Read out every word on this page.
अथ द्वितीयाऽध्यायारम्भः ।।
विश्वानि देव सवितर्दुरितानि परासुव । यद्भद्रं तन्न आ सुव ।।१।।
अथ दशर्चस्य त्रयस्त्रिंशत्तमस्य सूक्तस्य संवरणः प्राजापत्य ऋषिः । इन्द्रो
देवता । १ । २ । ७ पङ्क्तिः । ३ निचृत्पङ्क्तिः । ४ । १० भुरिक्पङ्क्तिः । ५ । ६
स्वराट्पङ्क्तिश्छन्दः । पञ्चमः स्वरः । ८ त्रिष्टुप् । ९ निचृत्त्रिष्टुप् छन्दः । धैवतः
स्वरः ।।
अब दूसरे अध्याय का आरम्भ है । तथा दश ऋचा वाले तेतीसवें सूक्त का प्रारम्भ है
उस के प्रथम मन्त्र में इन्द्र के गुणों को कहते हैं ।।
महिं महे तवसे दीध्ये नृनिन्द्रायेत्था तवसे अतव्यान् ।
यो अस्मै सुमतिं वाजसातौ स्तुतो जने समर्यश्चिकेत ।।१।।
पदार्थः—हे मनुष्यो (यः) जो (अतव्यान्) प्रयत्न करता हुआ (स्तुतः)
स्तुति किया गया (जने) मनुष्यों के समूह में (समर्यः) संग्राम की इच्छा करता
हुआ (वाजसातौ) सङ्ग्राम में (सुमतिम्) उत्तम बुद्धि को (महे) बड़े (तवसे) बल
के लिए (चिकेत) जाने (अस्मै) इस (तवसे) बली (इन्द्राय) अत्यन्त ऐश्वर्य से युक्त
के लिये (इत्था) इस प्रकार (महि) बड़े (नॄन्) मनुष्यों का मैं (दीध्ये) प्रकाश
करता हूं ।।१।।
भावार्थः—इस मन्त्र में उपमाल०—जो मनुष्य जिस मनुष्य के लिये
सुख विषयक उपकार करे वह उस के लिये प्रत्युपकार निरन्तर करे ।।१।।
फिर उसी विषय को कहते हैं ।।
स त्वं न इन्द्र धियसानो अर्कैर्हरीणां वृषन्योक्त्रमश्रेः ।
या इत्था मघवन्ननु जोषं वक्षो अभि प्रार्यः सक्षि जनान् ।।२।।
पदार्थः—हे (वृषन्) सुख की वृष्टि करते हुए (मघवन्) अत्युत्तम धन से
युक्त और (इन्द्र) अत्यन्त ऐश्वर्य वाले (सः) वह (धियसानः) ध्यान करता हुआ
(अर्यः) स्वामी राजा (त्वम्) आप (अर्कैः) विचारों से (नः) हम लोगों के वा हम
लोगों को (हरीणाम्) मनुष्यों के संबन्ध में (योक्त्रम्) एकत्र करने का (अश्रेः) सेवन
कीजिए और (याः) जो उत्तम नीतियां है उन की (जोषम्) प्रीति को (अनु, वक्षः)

Task statement -
The listing above must be transcribed exactly, line by line.

Output of the exercise -
Read out every word on this page.
अथ द्वितीयाऽध्यायारम्भः ।।
विश्वानि देव सवितर्दुरितानि परासुव । यद्भद्रं तन्न आ सुव ।।१।।
अथ दशर्चस्य त्रयस्त्रिंशत्तमस्य सूक्तस्य संवरणः प्राजापत्य ऋषिः । इन्द्रो
देवता । १ । २ । ७ पङ्क्तिः । ३ निचृत्पङ्क्तिः । ४ । १० भुरिक्पङ्क्तिः । ५ । ६
स्वराट्पङ्क्तिश्छन्दः । पञ्चमः स्वरः । ८ त्रिष्टुप् । ९ निचृत्त्रिष्टुप् छन्दः । धैवतः
स्वरः ।।
अब दूसरे अध्याय का आरम्भ है । तथा दश ऋचा वाले तेतीसवें सूक्त का प्रारम्भ है
उस के प्रथम मन्त्र में इन्द्र के गुणों को कहते हैं ।।
महिं महे तवसे दीध्ये नृनिन्द्रायेत्था तवसे अतव्यान् ।
यो अस्मै सुमतिं वाजसातौ स्तुतो जने समर्यश्चिकेत ।।१।।
पदार्थः—हे मनुष्यो (यः) जो (अतव्यान्) प्रयत्न करता हुआ (स्तुतः)
स्तुति किया गया (जने) मनुष्यों के समूह में (समर्यः) संग्राम की इच्छा करता
हुआ (वाजसातौ) सङ्ग्राम में (सुमतिम्) उत्तम बुद्धि को (महे) बड़े (तवसे) बल
के लिए (चिकेत) जाने (अस्मै) इस (तवसे) बली (इन्द्राय) अत्यन्त ऐश्वर्य से युक्त
के लिये (इत्था) इस प्रकार (महि) बड़े (नॄन्) मनुष्यों का मैं (दीध्ये) प्रकाश
करता हूं ।।१।।
भावार्थः—इस मन्त्र में उपमाल०—जो मनुष्य जिस मनुष्य के लिये
सुख विषयक उपकार करे वह उस के लिये प्रत्युपकार निरन्तर करे ।।१।।
फिर उसी विषय को कहते हैं ।।
स त्वं न इन्द्र धियसानो अर्कैर्हरीणां वृषन्योक्त्रमश्रेः ।
या इत्था मघवन्ननु जोषं वक्षो अभि प्रार्यः सक्षि जनान् ।।२।।
पदार्थः—हे (वृषन्) सुख की वृष्टि करते हुए (मघवन्) अत्युत्तम धन से
युक्त और (इन्द्र) अत्यन्त ऐश्वर्य वाले (सः) वह (धियसानः) ध्यान करता हुआ
(अर्यः) स्वामी राजा (त्वम्) आप (अर्कैः) विचारों से (नः) हम लोगों के वा हम
लोगों को (हरीणाम्) मनुष्यों के संबन्ध में (योक्त्रम्) एकत्र करने का (अश्रेः) सेवन
कीजिए और (याः) जो उत्तम नीतियां है उन की (जोषम्) प्रीति को (अनु, वक्षः)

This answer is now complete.